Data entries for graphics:
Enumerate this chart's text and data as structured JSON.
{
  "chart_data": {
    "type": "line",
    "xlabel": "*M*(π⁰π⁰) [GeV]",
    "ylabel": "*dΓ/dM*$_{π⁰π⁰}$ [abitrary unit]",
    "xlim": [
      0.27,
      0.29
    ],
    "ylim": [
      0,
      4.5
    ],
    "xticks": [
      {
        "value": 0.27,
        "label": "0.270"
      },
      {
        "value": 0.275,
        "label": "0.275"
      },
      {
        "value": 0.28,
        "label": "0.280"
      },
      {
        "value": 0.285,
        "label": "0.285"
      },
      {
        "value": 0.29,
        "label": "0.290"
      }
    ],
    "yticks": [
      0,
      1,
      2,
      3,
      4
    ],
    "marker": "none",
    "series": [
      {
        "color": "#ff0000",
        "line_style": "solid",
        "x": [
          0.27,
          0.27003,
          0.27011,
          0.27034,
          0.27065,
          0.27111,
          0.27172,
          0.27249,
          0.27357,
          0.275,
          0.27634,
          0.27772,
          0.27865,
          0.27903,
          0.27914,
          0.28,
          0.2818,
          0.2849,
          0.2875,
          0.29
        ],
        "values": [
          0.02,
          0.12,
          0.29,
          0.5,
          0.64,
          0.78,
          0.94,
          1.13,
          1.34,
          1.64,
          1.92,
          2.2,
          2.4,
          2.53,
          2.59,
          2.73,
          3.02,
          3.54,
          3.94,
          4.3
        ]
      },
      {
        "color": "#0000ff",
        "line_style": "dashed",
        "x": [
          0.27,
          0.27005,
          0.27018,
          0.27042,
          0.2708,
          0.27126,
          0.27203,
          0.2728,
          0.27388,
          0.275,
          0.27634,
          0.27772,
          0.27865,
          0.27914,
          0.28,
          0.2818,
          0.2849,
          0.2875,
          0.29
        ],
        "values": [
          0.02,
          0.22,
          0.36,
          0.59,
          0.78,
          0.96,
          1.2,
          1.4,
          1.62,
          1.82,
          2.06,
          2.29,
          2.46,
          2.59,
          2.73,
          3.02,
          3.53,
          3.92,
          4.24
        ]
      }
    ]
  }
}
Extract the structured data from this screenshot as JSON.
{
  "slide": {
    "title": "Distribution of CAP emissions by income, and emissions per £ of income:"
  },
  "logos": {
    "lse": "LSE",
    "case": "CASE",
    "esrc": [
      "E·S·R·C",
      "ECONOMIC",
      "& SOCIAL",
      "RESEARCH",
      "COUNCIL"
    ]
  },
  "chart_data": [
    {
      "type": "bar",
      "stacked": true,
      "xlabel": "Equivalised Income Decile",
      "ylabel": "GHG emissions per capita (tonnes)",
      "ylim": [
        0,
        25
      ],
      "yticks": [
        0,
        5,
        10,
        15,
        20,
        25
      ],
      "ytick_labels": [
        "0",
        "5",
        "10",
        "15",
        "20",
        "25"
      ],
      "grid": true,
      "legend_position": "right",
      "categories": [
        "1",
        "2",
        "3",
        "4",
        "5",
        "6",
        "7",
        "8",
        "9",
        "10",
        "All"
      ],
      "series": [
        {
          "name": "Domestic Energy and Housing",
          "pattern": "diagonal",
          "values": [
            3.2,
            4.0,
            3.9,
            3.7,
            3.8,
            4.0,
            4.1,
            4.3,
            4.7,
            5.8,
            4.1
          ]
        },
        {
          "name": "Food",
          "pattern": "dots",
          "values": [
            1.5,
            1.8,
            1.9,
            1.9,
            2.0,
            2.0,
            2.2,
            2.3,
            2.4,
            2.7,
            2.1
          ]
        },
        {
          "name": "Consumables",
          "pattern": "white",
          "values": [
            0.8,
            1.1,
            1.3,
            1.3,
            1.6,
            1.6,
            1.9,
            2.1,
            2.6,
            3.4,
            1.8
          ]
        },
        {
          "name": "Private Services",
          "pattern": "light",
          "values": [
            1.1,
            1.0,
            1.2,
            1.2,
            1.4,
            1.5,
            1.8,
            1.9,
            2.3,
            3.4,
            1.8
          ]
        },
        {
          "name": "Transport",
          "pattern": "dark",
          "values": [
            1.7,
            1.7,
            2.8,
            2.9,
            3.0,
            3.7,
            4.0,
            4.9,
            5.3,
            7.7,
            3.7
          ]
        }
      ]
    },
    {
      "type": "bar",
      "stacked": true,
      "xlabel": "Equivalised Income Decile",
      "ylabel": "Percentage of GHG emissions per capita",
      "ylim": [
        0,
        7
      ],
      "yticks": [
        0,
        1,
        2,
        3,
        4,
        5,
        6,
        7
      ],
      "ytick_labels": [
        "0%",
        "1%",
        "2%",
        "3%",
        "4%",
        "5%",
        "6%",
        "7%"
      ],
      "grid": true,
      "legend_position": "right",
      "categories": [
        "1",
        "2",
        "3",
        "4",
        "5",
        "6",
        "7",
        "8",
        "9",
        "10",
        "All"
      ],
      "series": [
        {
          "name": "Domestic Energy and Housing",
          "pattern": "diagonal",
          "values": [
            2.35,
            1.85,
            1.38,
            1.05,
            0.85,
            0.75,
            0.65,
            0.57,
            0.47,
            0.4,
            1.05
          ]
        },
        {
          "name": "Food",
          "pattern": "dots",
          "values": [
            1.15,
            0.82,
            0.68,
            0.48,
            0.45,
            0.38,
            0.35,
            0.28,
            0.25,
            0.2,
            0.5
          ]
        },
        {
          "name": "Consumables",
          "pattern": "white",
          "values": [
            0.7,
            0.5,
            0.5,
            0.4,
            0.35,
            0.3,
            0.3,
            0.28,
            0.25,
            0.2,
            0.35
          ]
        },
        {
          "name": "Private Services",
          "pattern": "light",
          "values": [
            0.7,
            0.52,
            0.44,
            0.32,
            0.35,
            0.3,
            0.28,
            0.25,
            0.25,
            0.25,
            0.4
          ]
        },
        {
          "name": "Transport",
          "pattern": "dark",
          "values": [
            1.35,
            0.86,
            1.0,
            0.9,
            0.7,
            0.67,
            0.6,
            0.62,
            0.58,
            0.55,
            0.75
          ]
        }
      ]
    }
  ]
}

**PROBLEM DETAILS**
Using the data above, return each line exactly as written.

**RESULT FOR THIS TASK**
Enumerate this chart's text and data as structured JSON.
{
  "chart_data": {
    "type": "line",
    "xlabel": "*M*(π⁰π⁰) [GeV]",
    "ylabel": "*dΓ/dM*$_{π⁰π⁰}$ [abitrary unit]",
    "xlim": [
      0.27,
      0.29
    ],
    "ylim": [
      0,
      4.5
    ],
    "xticks": [
      {
        "value": 0.27,
        "label": "0.270"
      },
      {
        "value": 0.275,
        "label": "0.275"
      },
      {
        "value": 0.28,
        "label": "0.280"
      },
      {
        "value": 0.285,
        "label": "0.285"
      },
      {
        "value": 0.29,
        "label": "0.290"
      }
    ],
    "yticks": [
      0,
      1,
      2,
      3,
      4
    ],
    "marker": "none",
    "series": [
      {
        "color": "#ff0000",
        "line_style": "solid",
        "x": [
          0.27,
          0.27003,
          0.27011,
          0.27034,
          0.27065,
          0.27111,
          0.27172,
          0.27249,
          0.27357,
          0.275,
          0.27634,
          0.27772,
          0.27865,
          0.27903,
          0.27914,
          0.28,
          0.2818,
          0.2849,
          0.2875,
          0.29
        ],
        "values": [
          0.02,
          0.12,
          0.29,
          0.5,
          0.64,
          0.78,
          0.94,
          1.13,
          1.34,
          1.64,
          1.92,
          2.2,
          2.4,
          2.53,
          2.59,
          2.73,
          3.02,
          3.54,
          3.94,
          4.3
        ]
      },
      {
        "color": "#0000ff",
        "line_style": "dashed",
        "x": [
          0.27,
          0.27005,
          0.27018,
          0.27042,
          0.2708,
          0.27126,
          0.27203,
          0.2728,
          0.27388,
          0.275,
          0.27634,
          0.27772,
          0.27865,
          0.27914,
          0.28,
          0.2818,
          0.2849,
          0.2875,
          0.29
        ],
        "values": [
          0.02,
          0.22,
          0.36,
          0.59,
          0.78,
          0.96,
          1.2,
          1.4,
          1.62,
          1.82,
          2.06,
          2.29,
          2.46,
          2.59,
          2.73,
          3.02,
          3.53,
          3.92,
          4.24
        ]
      }
    ]
  }
}
Extract the structured data from this screenshot as JSON.
{
  "slide": {
    "title": "Distribution of CAP emissions by income, and emissions per £ of income:"
  },
  "logos": {
    "lse": "LSE",
    "case": "CASE",
    "esrc": [
      "E·S·R·C",
      "ECONOMIC",
      "& SOCIAL",
      "RESEARCH",
      "COUNCIL"
    ]
  },
  "chart_data": [
    {
      "type": "bar",
      "stacked": true,
      "xlabel": "Equivalised Income Decile",
      "ylabel": "GHG emissions per capita (tonnes)",
      "ylim": [
        0,
        25
      ],
      "yticks": [
        0,
        5,
        10,
        15,
        20,
        25
      ],
      "ytick_labels": [
        "0",
        "5",
        "10",
        "15",
        "20",
        "25"
      ],
      "grid": true,
      "legend_position": "right",
      "categories": [
        "1",
        "2",
        "3",
        "4",
        "5",
        "6",
        "7",
        "8",
        "9",
        "10",
        "All"
      ],
      "series": [
        {
          "name": "Domestic Energy and Housing",
          "pattern": "diagonal",
          "values": [
            3.2,
            4.0,
            3.9,
            3.7,
            3.8,
            4.0,
            4.1,
            4.3,
            4.7,
            5.8,
            4.1
          ]
        },
        {
          "name": "Food",
          "pattern": "dots",
          "values": [
            1.5,
            1.8,
            1.9,
            1.9,
            2.0,
            2.0,
            2.2,
            2.3,
            2.4,
            2.7,
            2.1
          ]
        },
        {
          "name": "Consumables",
          "pattern": "white",
          "values": [
            0.8,
            1.1,
            1.3,
            1.3,
            1.6,
            1.6,
            1.9,
            2.1,
            2.6,
            3.4,
            1.8
          ]
        },
        {
          "name": "Private Services",
          "pattern": "light",
          "values": [
            1.1,
            1.0,
            1.2,
            1.2,
            1.4,
            1.5,
            1.8,
            1.9,
            2.3,
            3.4,
            1.8
          ]
        },
        {
          "name": "Transport",
          "pattern": "dark",
          "values": [
            1.7,
            1.7,
            2.8,
            2.9,
            3.0,
            3.7,
            4.0,
            4.9,
            5.3,
            7.7,
            3.7
          ]
        }
      ]
    },
    {
      "type": "bar",
      "stacked": true,
      "xlabel": "Equivalised Income Decile",
      "ylabel": "Percentage of GHG emissions per capita",
      "ylim": [
        0,
        7
      ],
      "yticks": [
        0,
        1,
        2,
        3,
        4,
        5,
        6,
        7
      ],
      "ytick_labels": [
        "0%",
        "1%",
        "2%",
        "3%",
        "4%",
        "5%",
        "6%",
        "7%"
      ],
      "grid": true,
      "legend_position": "right",
      "categories": [
        "1",
        "2",
        "3",
        "4",
        "5",
        "6",
        "7",
        "8",
        "9",
        "10",
        "All"
      ],
      "series": [
        {
          "name": "Domestic Energy and Housing",
          "pattern": "diagonal",
          "values": [
            2.35,
            1.85,
            1.38,
            1.05,
            0.85,
            0.75,
            0.65,
            0.57,
            0.47,
            0.4,
            1.05
          ]
        },
        {
          "name": "Food",
          "pattern": "dots",
          "values": [
            1.15,
            0.82,
            0.68,
            0.48,
            0.45,
            0.38,
            0.35,
            0.28,
            0.25,
            0.2,
            0.5
          ]
        },
        {
          "name": "Consumables",
          "pattern": "white",
          "values": [
            0.7,
            0.5,
            0.5,
            0.4,
            0.35,
            0.3,
            0.3,
            0.28,
            0.25,
            0.2,
            0.35
          ]
        },
        {
          "name": "Private Services",
          "pattern": "light",
          "values": [
            0.7,
            0.52,
            0.44,
            0.32,
            0.35,
            0.3,
            0.28,
            0.25,
            0.25,
            0.25,
            0.4
          ]
        },
        {
          "name": "Transport",
          "pattern": "dark",
          "values": [
            1.35,
            0.86,
            1.0,
            0.9,
            0.7,
            0.67,
            0.6,
            0.62,
            0.58,
            0.55,
            0.75
          ]
        }
      ]
    }
  ]
}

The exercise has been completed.